### EXERCISE OBJECTIVE:
Restate every entry word for word.

:::::

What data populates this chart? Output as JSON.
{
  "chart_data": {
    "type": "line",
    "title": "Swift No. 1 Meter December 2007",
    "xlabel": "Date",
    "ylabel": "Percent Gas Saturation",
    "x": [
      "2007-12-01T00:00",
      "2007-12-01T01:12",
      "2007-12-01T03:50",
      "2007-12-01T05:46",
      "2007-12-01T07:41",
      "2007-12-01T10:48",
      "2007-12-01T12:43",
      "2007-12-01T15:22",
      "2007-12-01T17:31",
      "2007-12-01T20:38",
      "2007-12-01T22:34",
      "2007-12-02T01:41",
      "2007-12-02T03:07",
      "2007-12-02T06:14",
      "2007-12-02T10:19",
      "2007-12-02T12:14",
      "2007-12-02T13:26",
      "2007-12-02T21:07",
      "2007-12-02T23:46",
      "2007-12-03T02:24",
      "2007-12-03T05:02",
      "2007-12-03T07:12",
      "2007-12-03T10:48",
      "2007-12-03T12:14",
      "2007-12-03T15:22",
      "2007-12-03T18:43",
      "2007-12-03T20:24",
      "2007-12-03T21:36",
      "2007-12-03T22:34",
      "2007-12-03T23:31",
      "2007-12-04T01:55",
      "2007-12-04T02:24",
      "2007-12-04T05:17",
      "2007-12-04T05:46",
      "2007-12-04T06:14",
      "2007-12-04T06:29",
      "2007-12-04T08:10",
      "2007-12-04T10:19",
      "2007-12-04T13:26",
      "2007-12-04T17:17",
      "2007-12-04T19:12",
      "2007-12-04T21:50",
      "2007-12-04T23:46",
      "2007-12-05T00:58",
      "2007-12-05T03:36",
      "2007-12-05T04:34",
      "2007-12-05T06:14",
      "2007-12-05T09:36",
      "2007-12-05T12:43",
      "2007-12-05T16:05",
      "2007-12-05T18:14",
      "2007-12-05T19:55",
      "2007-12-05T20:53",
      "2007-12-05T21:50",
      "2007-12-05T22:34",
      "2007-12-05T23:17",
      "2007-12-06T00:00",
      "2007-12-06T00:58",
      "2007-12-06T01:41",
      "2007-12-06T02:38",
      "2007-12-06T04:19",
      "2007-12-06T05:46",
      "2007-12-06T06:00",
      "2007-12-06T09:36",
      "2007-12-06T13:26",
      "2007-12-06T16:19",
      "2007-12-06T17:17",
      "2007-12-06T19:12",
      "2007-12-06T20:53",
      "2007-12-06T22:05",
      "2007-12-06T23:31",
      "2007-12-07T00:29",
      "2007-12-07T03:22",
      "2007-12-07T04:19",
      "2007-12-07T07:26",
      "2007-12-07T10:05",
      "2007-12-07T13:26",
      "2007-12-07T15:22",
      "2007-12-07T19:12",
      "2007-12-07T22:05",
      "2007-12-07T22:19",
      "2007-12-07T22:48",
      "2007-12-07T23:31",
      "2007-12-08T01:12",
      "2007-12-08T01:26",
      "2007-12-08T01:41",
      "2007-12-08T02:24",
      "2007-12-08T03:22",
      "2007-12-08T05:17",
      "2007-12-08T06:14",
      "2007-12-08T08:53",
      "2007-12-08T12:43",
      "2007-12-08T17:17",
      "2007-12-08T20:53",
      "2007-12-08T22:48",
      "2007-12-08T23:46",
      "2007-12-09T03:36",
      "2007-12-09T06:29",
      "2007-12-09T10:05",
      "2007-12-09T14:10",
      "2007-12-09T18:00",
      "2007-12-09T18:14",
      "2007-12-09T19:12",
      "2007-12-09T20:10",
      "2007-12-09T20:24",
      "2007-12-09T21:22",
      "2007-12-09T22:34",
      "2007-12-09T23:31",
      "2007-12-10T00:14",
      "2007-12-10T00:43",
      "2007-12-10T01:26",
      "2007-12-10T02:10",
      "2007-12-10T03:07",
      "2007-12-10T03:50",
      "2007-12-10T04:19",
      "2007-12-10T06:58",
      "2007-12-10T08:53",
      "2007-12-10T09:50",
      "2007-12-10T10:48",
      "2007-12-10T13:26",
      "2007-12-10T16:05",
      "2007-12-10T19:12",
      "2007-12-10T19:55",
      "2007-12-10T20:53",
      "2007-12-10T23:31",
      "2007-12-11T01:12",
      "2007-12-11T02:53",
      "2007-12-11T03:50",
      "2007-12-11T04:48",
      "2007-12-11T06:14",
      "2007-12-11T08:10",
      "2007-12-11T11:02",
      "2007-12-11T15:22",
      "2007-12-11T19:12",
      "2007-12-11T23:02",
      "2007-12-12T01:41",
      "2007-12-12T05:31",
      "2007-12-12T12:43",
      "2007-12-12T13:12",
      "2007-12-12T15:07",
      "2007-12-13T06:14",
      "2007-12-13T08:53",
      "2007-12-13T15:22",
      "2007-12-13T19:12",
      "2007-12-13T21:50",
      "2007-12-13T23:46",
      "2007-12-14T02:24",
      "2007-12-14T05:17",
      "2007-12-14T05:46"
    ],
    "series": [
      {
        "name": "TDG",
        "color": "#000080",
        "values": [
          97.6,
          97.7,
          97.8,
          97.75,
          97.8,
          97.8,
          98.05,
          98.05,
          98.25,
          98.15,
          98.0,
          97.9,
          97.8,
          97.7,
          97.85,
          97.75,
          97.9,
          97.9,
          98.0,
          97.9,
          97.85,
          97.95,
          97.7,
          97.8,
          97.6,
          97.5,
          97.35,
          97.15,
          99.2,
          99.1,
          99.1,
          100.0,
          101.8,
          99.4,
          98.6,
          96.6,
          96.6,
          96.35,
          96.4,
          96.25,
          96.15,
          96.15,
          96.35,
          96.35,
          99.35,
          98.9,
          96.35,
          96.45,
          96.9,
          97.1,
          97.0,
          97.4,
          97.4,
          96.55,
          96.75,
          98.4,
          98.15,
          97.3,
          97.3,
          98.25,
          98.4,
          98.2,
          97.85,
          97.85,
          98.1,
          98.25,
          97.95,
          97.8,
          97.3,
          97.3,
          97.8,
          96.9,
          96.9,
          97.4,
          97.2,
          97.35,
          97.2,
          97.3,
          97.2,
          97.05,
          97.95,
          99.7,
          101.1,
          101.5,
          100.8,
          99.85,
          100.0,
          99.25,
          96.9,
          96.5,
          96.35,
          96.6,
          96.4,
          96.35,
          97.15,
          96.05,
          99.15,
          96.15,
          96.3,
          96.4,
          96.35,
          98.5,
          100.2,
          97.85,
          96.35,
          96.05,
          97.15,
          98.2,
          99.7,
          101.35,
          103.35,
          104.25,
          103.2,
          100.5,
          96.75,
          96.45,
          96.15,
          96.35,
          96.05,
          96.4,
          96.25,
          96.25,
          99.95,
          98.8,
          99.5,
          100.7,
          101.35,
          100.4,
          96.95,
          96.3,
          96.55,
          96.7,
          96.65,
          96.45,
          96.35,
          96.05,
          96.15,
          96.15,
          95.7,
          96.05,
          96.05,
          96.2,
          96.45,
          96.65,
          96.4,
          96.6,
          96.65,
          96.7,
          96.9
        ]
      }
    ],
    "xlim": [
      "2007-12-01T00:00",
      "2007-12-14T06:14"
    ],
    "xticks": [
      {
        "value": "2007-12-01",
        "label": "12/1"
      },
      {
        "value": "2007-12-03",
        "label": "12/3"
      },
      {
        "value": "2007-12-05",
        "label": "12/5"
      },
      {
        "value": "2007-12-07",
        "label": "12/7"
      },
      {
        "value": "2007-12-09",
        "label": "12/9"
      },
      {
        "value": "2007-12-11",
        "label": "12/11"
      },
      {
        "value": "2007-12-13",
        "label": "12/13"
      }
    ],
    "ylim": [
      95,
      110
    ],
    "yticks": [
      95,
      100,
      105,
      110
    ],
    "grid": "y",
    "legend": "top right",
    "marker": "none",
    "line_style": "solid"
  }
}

:::::

### RESPONSE FOR THIS EXERCISE:
What data populates this chart? Output as JSON.
{
  "chart_data": {
    "type": "line",
    "title": "Swift No. 1 Meter December 2007",
    "xlabel": "Date",
    "ylabel": "Percent Gas Saturation",
    "x": [
      "2007-12-01T00:00",
      "2007-12-01T01:12",
      "2007-12-01T03:50",
      "2007-12-01T05:46",
      "2007-12-01T07:41",
      "2007-12-01T10:48",
      "2007-12-01T12:43",
      "2007-12-01T15:22",
      "2007-12-01T17:31",
      "2007-12-01T20:38",
      "2007-12-01T22:34",
      "2007-12-02T01:41",
      "2007-12-02T03:07",
      "2007-12-02T06:14",
      "2007-12-02T10:19",
      "2007-12-02T12:14",
      "2007-12-02T13:26",
      "2007-12-02T21:07",
      "2007-12-02T23:46",
      "2007-12-03T02:24",
      "2007-12-03T05:02",
      "2007-12-03T07:12",
      "2007-12-03T10:48",
      "2007-12-03T12:14",
      "2007-12-03T15:22",
      "2007-12-03T18:43",
      "2007-12-03T20:24",
      "2007-12-03T21:36",
      "2007-12-03T22:34",
      "2007-12-03T23:31",
      "2007-12-04T01:55",
      "2007-12-04T02:24",
      "2007-12-04T05:17",
      "2007-12-04T05:46",
      "2007-12-04T06:14",
      "2007-12-04T06:29",
      "2007-12-04T08:10",
      "2007-12-04T10:19",
      "2007-12-04T13:26",
      "2007-12-04T17:17",
      "2007-12-04T19:12",
      "2007-12-04T21:50",
      "2007-12-04T23:46",
      "2007-12-05T00:58",
      "2007-12-05T03:36",
      "2007-12-05T04:34",
      "2007-12-05T06:14",
      "2007-12-05T09:36",
      "2007-12-05T12:43",
      "2007-12-05T16:05",
      "2007-12-05T18:14",
      "2007-12-05T19:55",
      "2007-12-05T20:53",
      "2007-12-05T21:50",
      "2007-12-05T22:34",
      "2007-12-05T23:17",
      "2007-12-06T00:00",
      "2007-12-06T00:58",
      "2007-12-06T01:41",
      "2007-12-06T02:38",
      "2007-12-06T04:19",
      "2007-12-06T05:46",
      "2007-12-06T06:00",
      "2007-12-06T09:36",
      "2007-12-06T13:26",
      "2007-12-06T16:19",
      "2007-12-06T17:17",
      "2007-12-06T19:12",
      "2007-12-06T20:53",
      "2007-12-06T22:05",
      "2007-12-06T23:31",
      "2007-12-07T00:29",
      "2007-12-07T03:22",
      "2007-12-07T04:19",
      "2007-12-07T07:26",
      "2007-12-07T10:05",
      "2007-12-07T13:26",
      "2007-12-07T15:22",
      "2007-12-07T19:12",
      "2007-12-07T22:05",
      "2007-12-07T22:19",
      "2007-12-07T22:48",
      "2007-12-07T23:31",
      "2007-12-08T01:12",
      "2007-12-08T01:26",
      "2007-12-08T01:41",
      "2007-12-08T02:24",
      "2007-12-08T03:22",
      "2007-12-08T05:17",
      "2007-12-08T06:14",
      "2007-12-08T08:53",
      "2007-12-08T12:43",
      "2007-12-08T17:17",
      "2007-12-08T20:53",
      "2007-12-08T22:48",
      "2007-12-08T23:46",
      "2007-12-09T03:36",
      "2007-12-09T06:29",
      "2007-12-09T10:05",
      "2007-12-09T14:10",
      "2007-12-09T18:00",
      "2007-12-09T18:14",
      "2007-12-09T19:12",
      "2007-12-09T20:10",
      "2007-12-09T20:24",
      "2007-12-09T21:22",
      "2007-12-09T22:34",
      "2007-12-09T23:31",
      "2007-12-10T00:14",
      "2007-12-10T00:43",
      "2007-12-10T01:26",
      "2007-12-10T02:10",
      "2007-12-10T03:07",
      "2007-12-10T03:50",
      "2007-12-10T04:19",
      "2007-12-10T06:58",
      "2007-12-10T08:53",
      "2007-12-10T09:50",
      "2007-12-10T10:48",
      "2007-12-10T13:26",
      "2007-12-10T16:05",
      "2007-12-10T19:12",
      "2007-12-10T19:55",
      "2007-12-10T20:53",
      "2007-12-10T23:31",
      "2007-12-11T01:12",
      "2007-12-11T02:53",
      "2007-12-11T03:50",
      "2007-12-11T04:48",
      "2007-12-11T06:14",
      "2007-12-11T08:10",
      "2007-12-11T11:02",
      "2007-12-11T15:22",
      "2007-12-11T19:12",
      "2007-12-11T23:02",
      "2007-12-12T01:41",
      "2007-12-12T05:31",
      "2007-12-12T12:43",
      "2007-12-12T13:12",
      "2007-12-12T15:07",
      "2007-12-13T06:14",
      "2007-12-13T08:53",
      "2007-12-13T15:22",
      "2007-12-13T19:12",
      "2007-12-13T21:50",
      "2007-12-13T23:46",
      "2007-12-14T02:24",
      "2007-12-14T05:17",
      "2007-12-14T05:46"
    ],
    "series": [
      {
        "name": "TDG",
        "color": "#000080",
        "values": [
          97.6,
          97.7,
          97.8,
          97.75,
          97.8,
          97.8,
          98.05,
          98.05,
          98.25,
          98.15,
          98.0,
          97.9,
          97.8,
          97.7,
          97.85,
          97.75,
          97.9,
          97.9,
          98.0,
          97.9,
          97.85,
          97.95,
          97.7,
          97.8,
          97.6,
          97.5,
          97.35,
          97.15,
          99.2,
          99.1,
          99.1,
          100.0,
          101.8,
          99.4,
          98.6,
          96.6,
          96.6,
          96.35,
          96.4,
          96.25,
          96.15,
          96.15,
          96.35,
          96.35,
          99.35,
          98.9,
          96.35,
          96.45,
          96.9,
          97.1,
          97.0,
          97.4,
          97.4,
          96.55,
          96.75,
          98.4,
          98.15,
          97.3,
          97.3,
          98.25,
          98.4,
          98.2,
          97.85,
          97.85,
          98.1,
          98.25,
          97.95,
          97.8,
          97.3,
          97.3,
          97.8,
          96.9,
          96.9,
          97.4,
          97.2,
          97.35,
          97.2,
          97.3,
          97.2,
          97.05,
          97.95,
          99.7,
          101.1,
          101.5,
          100.8,
          99.85,
          100.0,
          99.25,
          96.9,
          96.5,
          96.35,
          96.6,
          96.4,
          96.35,
          97.15,
          96.05,
          99.15,
          96.15,
          96.3,
          96.4,
          96.35,
          98.5,
          100.2,
          97.85,
          96.35,
          96.05,
          97.15,
          98.2,
          99.7,
          101.35,
          103.35,
          104.25,
          103.2,
          100.5,
          96.75,
          96.45,
          96.15,
          96.35,
          96.05,
          96.4,
          96.25,
          96.25,
          99.95,
          98.8,
          99.5,
          100.7,
          101.35,
          100.4,
          96.95,
          96.3,
          96.55,
          96.7,
          96.65,
          96.45,
          96.35,
          96.05,
          96.15,
          96.15,
          95.7,
          96.05,
          96.05,
          96.2,
          96.45,
          96.65,
          96.4,
          96.6,
          96.65,
          96.7,
          96.9
        ]
      }
    ],
    "xlim": [
      "2007-12-01T00:00",
      "2007-12-14T06:14"
    ],
    "xticks": [
      {
        "value": "2007-12-01",
        "label": "12/1"
      },
      {
        "value": "2007-12-03",
        "label": "12/3"
      },
      {
        "value": "2007-12-05",
        "label": "12/5"
      },
      {
        "value": "2007-12-07",
        "label": "12/7"
      },
      {
        "value": "2007-12-09",
        "label": "12/9"
      },
      {
        "value": "2007-12-11",
        "label": "12/11"
      },
      {
        "value": "2007-12-13",
        "label": "12/13"
      }
    ],
    "ylim": [
      95,
      110
    ],
    "yticks": [
      95,
      100,
      105,
      110
    ],
    "grid": "y",
    "legend": "top right",
    "marker": "none",
    "line_style": "solid"
  }
}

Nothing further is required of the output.